▶ [ITEMS]:
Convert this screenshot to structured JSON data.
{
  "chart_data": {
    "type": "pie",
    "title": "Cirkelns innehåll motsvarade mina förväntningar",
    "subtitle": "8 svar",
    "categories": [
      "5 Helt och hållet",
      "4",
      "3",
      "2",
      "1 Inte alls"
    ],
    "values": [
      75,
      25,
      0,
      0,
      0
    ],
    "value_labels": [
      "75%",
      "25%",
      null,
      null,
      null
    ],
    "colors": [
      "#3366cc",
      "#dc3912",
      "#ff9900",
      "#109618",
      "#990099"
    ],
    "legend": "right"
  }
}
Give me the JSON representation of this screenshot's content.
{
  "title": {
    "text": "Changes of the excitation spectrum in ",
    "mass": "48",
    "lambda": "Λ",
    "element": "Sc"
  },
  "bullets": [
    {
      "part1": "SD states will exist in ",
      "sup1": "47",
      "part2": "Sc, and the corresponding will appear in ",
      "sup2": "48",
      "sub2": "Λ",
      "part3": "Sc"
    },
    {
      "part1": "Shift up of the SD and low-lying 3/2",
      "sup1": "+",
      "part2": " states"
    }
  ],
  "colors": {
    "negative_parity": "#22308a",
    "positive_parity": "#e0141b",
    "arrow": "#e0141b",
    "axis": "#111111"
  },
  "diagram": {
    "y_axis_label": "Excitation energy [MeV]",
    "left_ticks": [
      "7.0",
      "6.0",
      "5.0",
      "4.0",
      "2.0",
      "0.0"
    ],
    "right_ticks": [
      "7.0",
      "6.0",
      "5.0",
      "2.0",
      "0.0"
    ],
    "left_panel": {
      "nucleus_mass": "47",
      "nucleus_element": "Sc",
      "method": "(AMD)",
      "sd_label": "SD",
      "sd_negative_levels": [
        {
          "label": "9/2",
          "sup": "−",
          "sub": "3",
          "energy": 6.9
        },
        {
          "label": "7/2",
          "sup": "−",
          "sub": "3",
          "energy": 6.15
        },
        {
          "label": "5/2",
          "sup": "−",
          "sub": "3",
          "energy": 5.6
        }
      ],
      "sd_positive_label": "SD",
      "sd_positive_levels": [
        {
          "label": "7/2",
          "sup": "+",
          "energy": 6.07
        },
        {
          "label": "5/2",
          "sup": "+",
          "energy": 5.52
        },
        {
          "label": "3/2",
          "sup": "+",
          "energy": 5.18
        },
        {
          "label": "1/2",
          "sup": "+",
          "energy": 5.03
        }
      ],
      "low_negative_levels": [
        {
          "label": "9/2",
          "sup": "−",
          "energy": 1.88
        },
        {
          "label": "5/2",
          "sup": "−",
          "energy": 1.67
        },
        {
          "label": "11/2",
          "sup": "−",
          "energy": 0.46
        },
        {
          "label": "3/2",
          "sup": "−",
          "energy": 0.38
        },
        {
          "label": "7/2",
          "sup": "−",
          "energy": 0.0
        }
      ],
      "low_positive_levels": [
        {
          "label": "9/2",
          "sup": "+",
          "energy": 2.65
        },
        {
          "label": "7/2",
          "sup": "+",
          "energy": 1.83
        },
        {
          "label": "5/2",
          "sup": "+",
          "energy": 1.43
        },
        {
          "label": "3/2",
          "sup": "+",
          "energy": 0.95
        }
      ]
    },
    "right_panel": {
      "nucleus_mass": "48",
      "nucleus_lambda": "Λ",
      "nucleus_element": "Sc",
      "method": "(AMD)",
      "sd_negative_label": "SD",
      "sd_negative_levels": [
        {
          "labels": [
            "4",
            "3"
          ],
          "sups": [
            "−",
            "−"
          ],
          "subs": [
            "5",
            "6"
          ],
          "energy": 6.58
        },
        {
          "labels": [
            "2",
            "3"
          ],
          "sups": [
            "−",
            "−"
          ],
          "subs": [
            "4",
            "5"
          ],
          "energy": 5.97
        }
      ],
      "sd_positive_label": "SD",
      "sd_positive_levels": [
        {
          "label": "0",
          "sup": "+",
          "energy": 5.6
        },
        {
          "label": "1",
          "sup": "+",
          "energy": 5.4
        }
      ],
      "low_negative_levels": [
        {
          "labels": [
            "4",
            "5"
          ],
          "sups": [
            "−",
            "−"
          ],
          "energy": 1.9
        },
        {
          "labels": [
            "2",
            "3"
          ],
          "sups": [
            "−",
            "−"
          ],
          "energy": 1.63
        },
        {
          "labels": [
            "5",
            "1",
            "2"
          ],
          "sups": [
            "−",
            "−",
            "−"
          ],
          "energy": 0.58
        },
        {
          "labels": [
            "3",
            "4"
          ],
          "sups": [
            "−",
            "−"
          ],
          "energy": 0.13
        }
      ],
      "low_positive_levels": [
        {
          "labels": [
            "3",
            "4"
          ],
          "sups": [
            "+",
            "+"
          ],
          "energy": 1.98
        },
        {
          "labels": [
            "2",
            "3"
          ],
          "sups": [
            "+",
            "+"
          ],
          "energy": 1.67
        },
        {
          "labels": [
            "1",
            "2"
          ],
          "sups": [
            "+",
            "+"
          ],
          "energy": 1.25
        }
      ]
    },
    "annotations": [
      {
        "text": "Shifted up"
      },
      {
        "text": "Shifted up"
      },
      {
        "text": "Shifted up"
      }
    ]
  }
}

▶ [REQUIRED TASK]: In full and verbatim, repeat the records given above.

▶ [REPLY TO THE TASK]:
Convert this screenshot to structured JSON data.
{
  "chart_data": {
    "type": "pie",
    "title": "Cirkelns innehåll motsvarade mina förväntningar",
    "subtitle": "8 svar",
    "categories": [
      "5 Helt och hållet",
      "4",
      "3",
      "2",
      "1 Inte alls"
    ],
    "values": [
      75,
      25,
      0,
      0,
      0
    ],
    "value_labels": [
      "75%",
      "25%",
      null,
      null,
      null
    ],
    "colors": [
      "#3366cc",
      "#dc3912",
      "#ff9900",
      "#109618",
      "#990099"
    ],
    "legend": "right"
  }
}
Give me the JSON representation of this screenshot's content.
{
  "title": {
    "text": "Changes of the excitation spectrum in ",
    "mass": "48",
    "lambda": "Λ",
    "element": "Sc"
  },
  "bullets": [
    {
      "part1": "SD states will exist in ",
      "sup1": "47",
      "part2": "Sc, and the corresponding will appear in ",
      "sup2": "48",
      "sub2": "Λ",
      "part3": "Sc"
    },
    {
      "part1": "Shift up of the SD and low-lying 3/2",
      "sup1": "+",
      "part2": " states"
    }
  ],
  "colors": {
    "negative_parity": "#22308a",
    "positive_parity": "#e0141b",
    "arrow": "#e0141b",
    "axis": "#111111"
  },
  "diagram": {
    "y_axis_label": "Excitation energy [MeV]",
    "left_ticks": [
      "7.0",
      "6.0",
      "5.0",
      "4.0",
      "2.0",
      "0.0"
    ],
    "right_ticks": [
      "7.0",
      "6.0",
      "5.0",
      "2.0",
      "0.0"
    ],
    "left_panel": {
      "nucleus_mass": "47",
      "nucleus_element": "Sc",
      "method": "(AMD)",
      "sd_label": "SD",
      "sd_negative_levels": [
        {
          "label": "9/2",
          "sup": "−",
          "sub": "3",
          "energy": 6.9
        },
        {
          "label": "7/2",
          "sup": "−",
          "sub": "3",
          "energy": 6.15
        },
        {
          "label": "5/2",
          "sup": "−",
          "sub": "3",
          "energy": 5.6
        }
      ],
      "sd_positive_label": "SD",
      "sd_positive_levels": [
        {
          "label": "7/2",
          "sup": "+",
          "energy": 6.07
        },
        {
          "label": "5/2",
          "sup": "+",
          "energy": 5.52
        },
        {
          "label": "3/2",
          "sup": "+",
          "energy": 5.18
        },
        {
          "label": "1/2",
          "sup": "+",
          "energy": 5.03
        }
      ],
      "low_negative_levels": [
        {
          "label": "9/2",
          "sup": "−",
          "energy": 1.88
        },
        {
          "label": "5/2",
          "sup": "−",
          "energy": 1.67
        },
        {
          "label": "11/2",
          "sup": "−",
          "energy": 0.46
        },
        {
          "label": "3/2",
          "sup": "−",
          "energy": 0.38
        },
        {
          "label": "7/2",
          "sup": "−",
          "energy": 0.0
        }
      ],
      "low_positive_levels": [
        {
          "label": "9/2",
          "sup": "+",
          "energy": 2.65
        },
        {
          "label": "7/2",
          "sup": "+",
          "energy": 1.83
        },
        {
          "label": "5/2",
          "sup": "+",
          "energy": 1.43
        },
        {
          "label": "3/2",
          "sup": "+",
          "energy": 0.95
        }
      ]
    },
    "right_panel": {
      "nucleus_mass": "48",
      "nucleus_lambda": "Λ",
      "nucleus_element": "Sc",
      "method": "(AMD)",
      "sd_negative_label": "SD",
      "sd_negative_levels": [
        {
          "labels": [
            "4",
            "3"
          ],
          "sups": [
            "−",
            "−"
          ],
          "subs": [
            "5",
            "6"
          ],
          "energy": 6.58
        },
        {
          "labels": [
            "2",
            "3"
          ],
          "sups": [
            "−",
            "−"
          ],
          "subs": [
            "4",
            "5"
          ],
          "energy": 5.97
        }
      ],
      "sd_positive_label": "SD",
      "sd_positive_levels": [
        {
          "label": "0",
          "sup": "+",
          "energy": 5.6
        },
        {
          "label": "1",
          "sup": "+",
          "energy": 5.4
        }
      ],
      "low_negative_levels": [
        {
          "labels": [
            "4",
            "5"
          ],
          "sups": [
            "−",
            "−"
          ],
          "energy": 1.9
        },
        {
          "labels": [
            "2",
            "3"
          ],
          "sups": [
            "−",
            "−"
          ],
          "energy": 1.63
        },
        {
          "labels": [
            "5",
            "1",
            "2"
          ],
          "sups": [
            "−",
            "−",
            "−"
          ],
          "energy": 0.58
        },
        {
          "labels": [
            "3",
            "4"
          ],
          "sups": [
            "−",
            "−"
          ],
          "energy": 0.13
        }
      ],
      "low_positive_levels": [
        {
          "labels": [
            "3",
            "4"
          ],
          "sups": [
            "+",
            "+"
          ],
          "energy": 1.98
        },
        {
          "labels": [
            "2",
            "3"
          ],
          "sups": [
            "+",
            "+"
          ],
          "energy": 1.67
        },
        {
          "labels": [
            "1",
            "2"
          ],
          "sups": [
            "+",
            "+"
          ],
          "energy": 1.25
        }
      ]
    },
    "annotations": [
      {
        "text": "Shifted up"
      },
      {
        "text": "Shifted up"
      },
      {
        "text": "Shifted up"
      }
    ]
  }
}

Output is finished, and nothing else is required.